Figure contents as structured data
• • • •
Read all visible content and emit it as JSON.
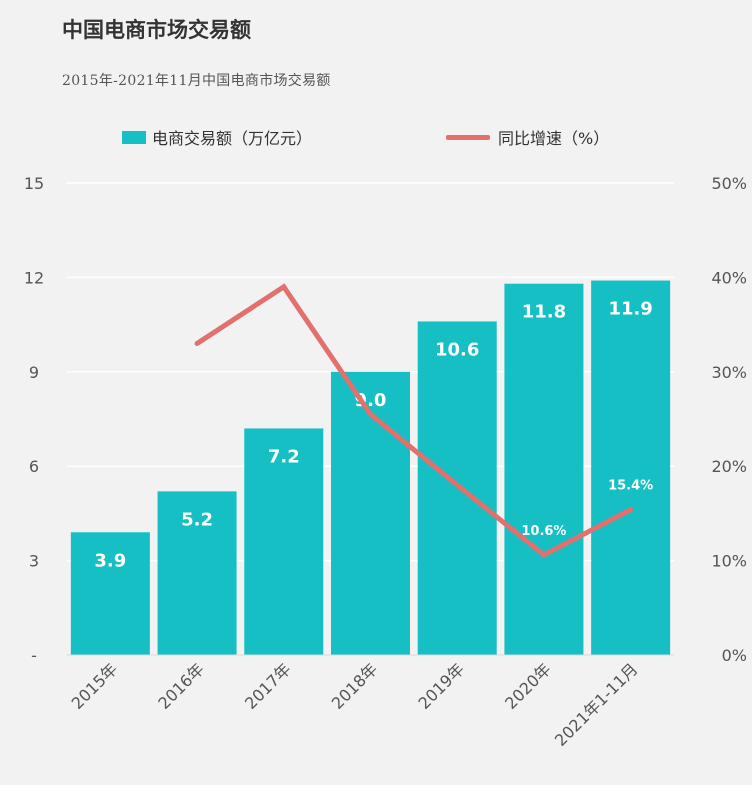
{
  "title": "中国电商市场交易额",
  "subtitle": "2015年-2021年11月中国电商市场交易额",
  "colors": {
    "bar": "#15bfc4",
    "line": "#e2706c",
    "grid": "#ffffff",
    "text": "#555555",
    "label": "#ffffff"
  },
  "chart_data": {
    "type": "bar",
    "categories": [
      "2015年",
      "2016年",
      "2017年",
      "2018年",
      "2019年",
      "2020年",
      "2021年1-11月"
    ],
    "series": [
      {
        "name": "电商交易额（万亿元）",
        "type": "bar",
        "axis": "left",
        "values": [
          3.9,
          5.2,
          7.2,
          9.0,
          10.6,
          11.8,
          11.9
        ],
        "labels": [
          "3.9",
          "5.2",
          "7.2",
          "9.0",
          "10.6",
          "11.8",
          "11.9"
        ]
      },
      {
        "name": "同比增速（%）",
        "type": "line",
        "axis": "right",
        "values": [
          null,
          33,
          39,
          25.5,
          18,
          10.6,
          15.4
        ],
        "labels": [
          "",
          "",
          "",
          "",
          "",
          "10.6%",
          "15.4%"
        ]
      }
    ],
    "y_left": {
      "min": 0,
      "max": 15,
      "ticks": [
        "-",
        "3",
        "6",
        "9",
        "12",
        "15"
      ],
      "tick_values": [
        0,
        3,
        6,
        9,
        12,
        15
      ]
    },
    "y_right": {
      "min": 0,
      "max": 50,
      "ticks": [
        "0%",
        "10%",
        "20%",
        "30%",
        "40%",
        "50%"
      ],
      "tick_values": [
        0,
        10,
        20,
        30,
        40,
        50
      ]
    },
    "grid": true,
    "legend_position": "top"
  }
}
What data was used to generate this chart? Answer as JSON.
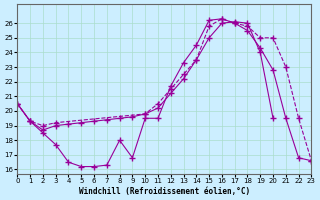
{
  "xlabel": "Windchill (Refroidissement éolien,°C)",
  "bg_color": "#cceeff",
  "line_color": "#990099",
  "grid_color": "#aaddcc",
  "xlim": [
    0,
    23
  ],
  "ylim": [
    16,
    27
  ],
  "yticks": [
    16,
    17,
    18,
    19,
    20,
    21,
    22,
    23,
    24,
    25,
    26
  ],
  "xticks": [
    0,
    1,
    2,
    3,
    4,
    5,
    6,
    7,
    8,
    9,
    10,
    11,
    12,
    13,
    14,
    15,
    16,
    17,
    18,
    19,
    20,
    21,
    22,
    23
  ],
  "line1_x": [
    0,
    1,
    2,
    3,
    4,
    5,
    6,
    7,
    8,
    9,
    10,
    11,
    12,
    13,
    14,
    15,
    16,
    17,
    18,
    19,
    20,
    21,
    22,
    23
  ],
  "line1_y": [
    20.5,
    19.3,
    18.5,
    17.7,
    16.5,
    16.2,
    16.2,
    16.3,
    18.0,
    16.8,
    19.5,
    19.5,
    21.7,
    23.3,
    24.5,
    26.2,
    26.3,
    26.0,
    25.5,
    24.3,
    22.8,
    19.5,
    16.8,
    16.6
  ],
  "line2_x": [
    0,
    1,
    2,
    3,
    4,
    5,
    6,
    7,
    8,
    9,
    10,
    11,
    12,
    13,
    14,
    15,
    16,
    17,
    18,
    19,
    20
  ],
  "line2_y": [
    20.5,
    19.3,
    18.7,
    19.0,
    19.1,
    19.2,
    19.3,
    19.4,
    19.5,
    19.6,
    19.8,
    20.2,
    21.2,
    22.2,
    23.5,
    25.0,
    26.0,
    26.1,
    26.0,
    24.0,
    19.5
  ],
  "line3_x": [
    0,
    1,
    2,
    3,
    10,
    11,
    12,
    13,
    14,
    15,
    16,
    17,
    18,
    19,
    20,
    21,
    22,
    23
  ],
  "line3_y": [
    20.5,
    19.3,
    19.0,
    19.2,
    19.8,
    20.5,
    21.5,
    22.5,
    23.5,
    25.8,
    26.3,
    26.0,
    25.8,
    25.0,
    25.0,
    23.0,
    19.5,
    16.6
  ]
}
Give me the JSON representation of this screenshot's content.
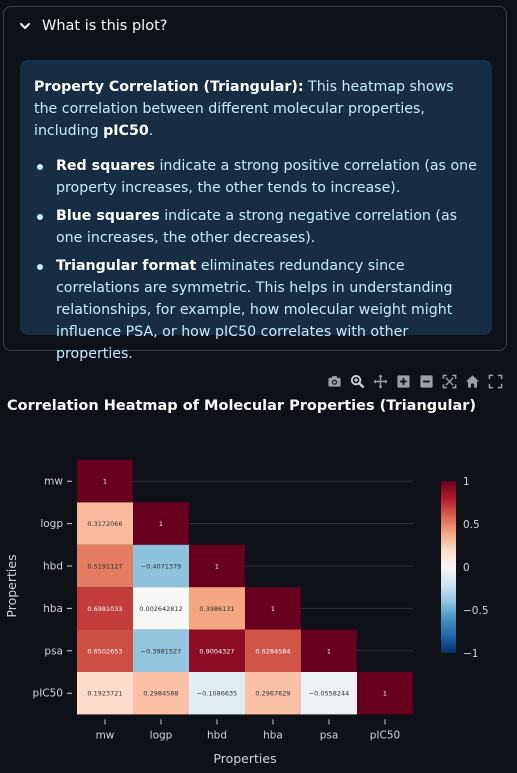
{
  "expander": {
    "title": "What is this plot?",
    "heading_bold": "Property Correlation (Triangular):",
    "heading_text": " This heatmap shows the correlation between different molecular properties, including ",
    "heading_bold2": "pIC50",
    "heading_end": ".",
    "bullets": [
      {
        "bold": "Red squares",
        "text": " indicate a strong positive correlation (as one property increases, the other tends to increase)."
      },
      {
        "bold": "Blue squares",
        "text": " indicate a strong negative correlation (as one increases, the other decreases)."
      },
      {
        "bold": "Triangular format",
        "text": " eliminates redundancy since correlations are symmetric. This helps in understanding relationships, for example, how molecular weight might influence PSA, or how pIC50 correlates with other properties."
      }
    ]
  },
  "modebar": [
    "camera-icon",
    "zoom-icon",
    "pan-icon",
    "zoom-in-icon",
    "zoom-out-icon",
    "autoscale-icon",
    "home-icon",
    "fullscreen-icon"
  ],
  "chart_data": {
    "type": "heatmap",
    "title": "Correlation Heatmap of Molecular Properties (Triangular)",
    "xlabel": "Properties",
    "ylabel": "Properties",
    "labels": [
      "mw",
      "logp",
      "hbd",
      "hba",
      "psa",
      "pIC50"
    ],
    "values": [
      [
        1
      ],
      [
        0.3172066,
        1
      ],
      [
        0.5191127,
        -0.4071379,
        1
      ],
      [
        0.6981033,
        0.002642812,
        0.3986131,
        1
      ],
      [
        0.6502653,
        -0.3981527,
        0.9004327,
        0.6284584,
        1
      ],
      [
        0.1923721,
        0.2984588,
        -0.1086635,
        0.2967629,
        -0.0558244,
        1
      ]
    ],
    "colorscale": "RdBu",
    "zlim": [
      -1,
      1
    ],
    "colorbar_ticks": [
      "1",
      "0.5",
      "0",
      "−0.5",
      "−1"
    ],
    "grid": true
  }
}
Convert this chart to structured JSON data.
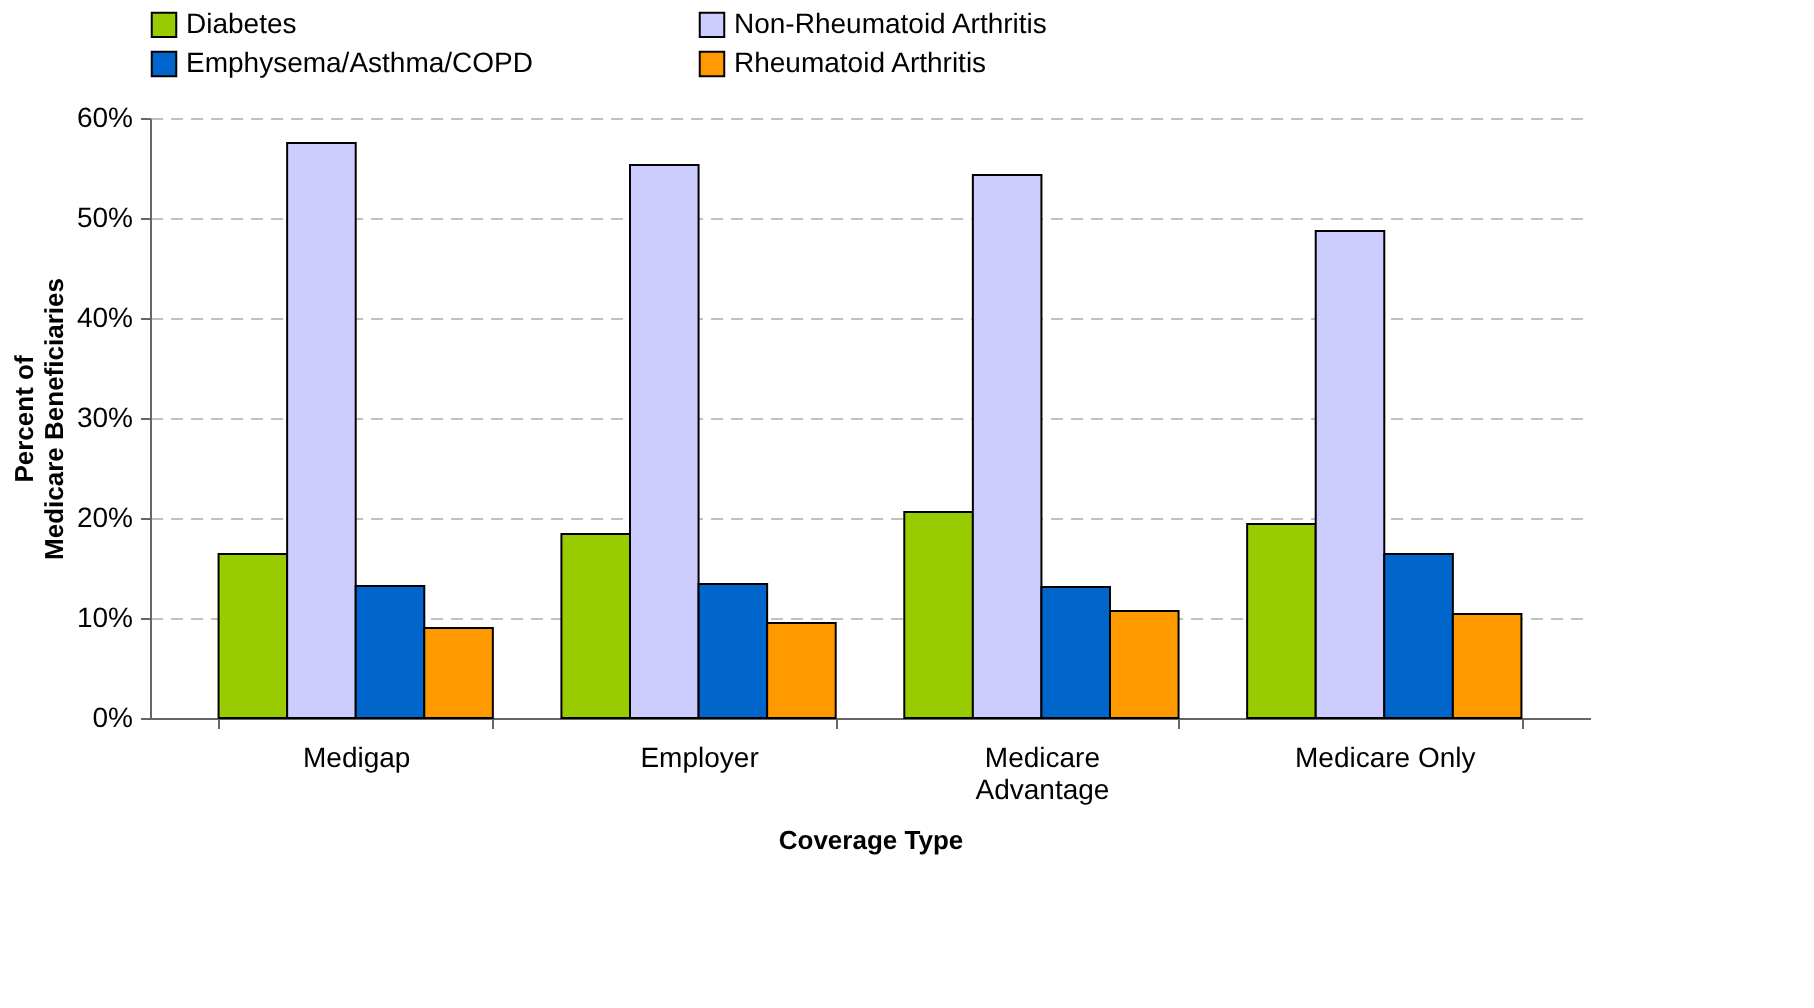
{
  "chart_data": {
    "type": "bar",
    "xlabel": "Coverage Type",
    "ylabel": "Percent of Medicare Beneficiaries",
    "categories": [
      "Medigap",
      "Employer",
      "Medicare Advantage",
      "Medicare Only"
    ],
    "series": [
      {
        "name": "Diabetes",
        "color": "#99cc00",
        "values": [
          16.4,
          18.4,
          20.6,
          19.4
        ]
      },
      {
        "name": "Non-Rheumatoid Arthritis",
        "color": "#ccccff",
        "values": [
          57.5,
          55.3,
          54.3,
          48.7
        ]
      },
      {
        "name": "Emphysema/Asthma/COPD",
        "color": "#0066cc",
        "values": [
          13.2,
          13.4,
          13.1,
          16.4
        ]
      },
      {
        "name": "Rheumatoid Arthritis",
        "color": "#ff9900",
        "values": [
          9.0,
          9.5,
          10.7,
          10.4
        ]
      }
    ],
    "ylim": [
      0,
      60
    ],
    "yticks": [
      {
        "value": 0,
        "label": "0%"
      },
      {
        "value": 10,
        "label": "10%"
      },
      {
        "value": 20,
        "label": "20%"
      },
      {
        "value": 30,
        "label": "30%"
      },
      {
        "value": 40,
        "label": "40%"
      },
      {
        "value": 50,
        "label": "50%"
      },
      {
        "value": 60,
        "label": "60%"
      }
    ],
    "grid": "y",
    "legend": "top"
  }
}
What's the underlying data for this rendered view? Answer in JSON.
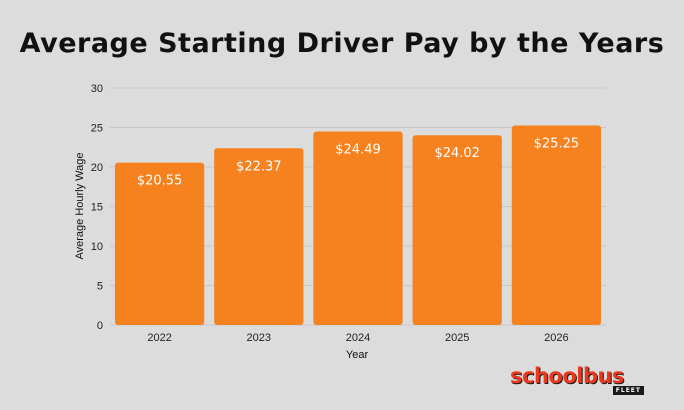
{
  "chart_data": {
    "type": "bar",
    "title": "Average Starting Driver Pay by the Years",
    "xlabel": "Year",
    "ylabel": "Average Hourly Wage",
    "categories": [
      "2022",
      "2023",
      "2024",
      "2025",
      "2026"
    ],
    "values": [
      20.55,
      22.37,
      24.49,
      24.02,
      25.25
    ],
    "value_labels": [
      "$20.55",
      "$22.37",
      "$24.49",
      "$24.02",
      "$25.25"
    ],
    "ylim": [
      0,
      30
    ],
    "yticks": [
      0,
      5,
      10,
      15,
      20,
      25,
      30
    ],
    "grid": true,
    "bar_color": "#f5821f"
  },
  "brand": {
    "logo_text": "schoolbus",
    "logo_subtext": "FLEET",
    "logo_color": "#e8391f"
  }
}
• • • •
Goal of the exercise
Extract the lines beginning with the one that contains "What's the underlying" and ending with the last line of the listing. Keep them exact and drop the pictures.

Finished task
What's the underlying data for this rendered view? Answer in JSON.
{
  "chart_data": {
    "type": "bar",
    "title": "Average Starting Driver Pay by the Years",
    "xlabel": "Year",
    "ylabel": "Average Hourly Wage",
    "categories": [
      "2022",
      "2023",
      "2024",
      "2025",
      "2026"
    ],
    "values": [
      20.55,
      22.37,
      24.49,
      24.02,
      25.25
    ],
    "value_labels": [
      "$20.55",
      "$22.37",
      "$24.49",
      "$24.02",
      "$25.25"
    ],
    "ylim": [
      0,
      30
    ],
    "yticks": [
      0,
      5,
      10,
      15,
      20,
      25,
      30
    ],
    "grid": true,
    "bar_color": "#f5821f"
  },
  "brand": {
    "logo_text": "schoolbus",
    "logo_subtext": "FLEET",
    "logo_color": "#e8391f"
  }
}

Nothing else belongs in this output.